**REQUIRED TASK:** Pick every line with "path" from the material below.

**STORED RECORDS:**
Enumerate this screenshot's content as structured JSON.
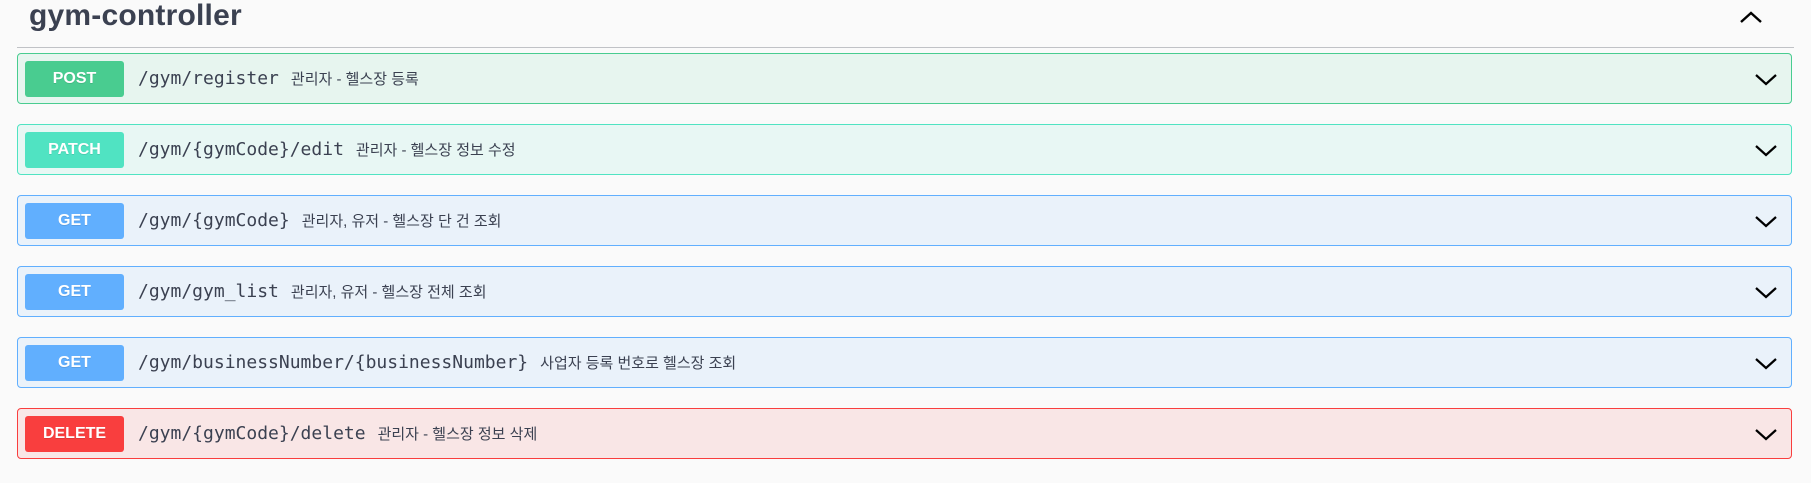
{
  "section": {
    "title": "gym-controller"
  },
  "operations": [
    {
      "method": "POST",
      "path": "/gym/register",
      "summary": "관리자 - 헬스장 등록"
    },
    {
      "method": "PATCH",
      "path": "/gym/{gymCode}/edit",
      "summary": "관리자 - 헬스장 정보 수정"
    },
    {
      "method": "GET",
      "path": "/gym/{gymCode}",
      "summary": "관리자, 유저 - 헬스장 단 건 조회"
    },
    {
      "method": "GET",
      "path": "/gym/gym_list",
      "summary": "관리자, 유저 - 헬스장 전체 조회"
    },
    {
      "method": "GET",
      "path": "/gym/businessNumber/{businessNumber}",
      "summary": "사업자 등록 번호로 헬스장 조회"
    },
    {
      "method": "DELETE",
      "path": "/gym/{gymCode}/delete",
      "summary": "관리자 - 헬스장 정보 삭제"
    }
  ],
  "icons": {
    "collapse": "chevron-up-icon",
    "expand": "chevron-down-icon"
  },
  "colors": {
    "post": "#49cc90",
    "patch": "#50e3c2",
    "get": "#61affe",
    "delete": "#f93e3e",
    "text": "#3b4151"
  }
}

**WRITTEN ANSWER:**
      "path": "/gym/register",
      "path": "/gym/{gymCode}/edit",
      "path": "/gym/{gymCode}",
      "path": "/gym/gym_list",
      "path": "/gym/businessNumber/{businessNumber}",
      "path": "/gym/{gymCode}/delete",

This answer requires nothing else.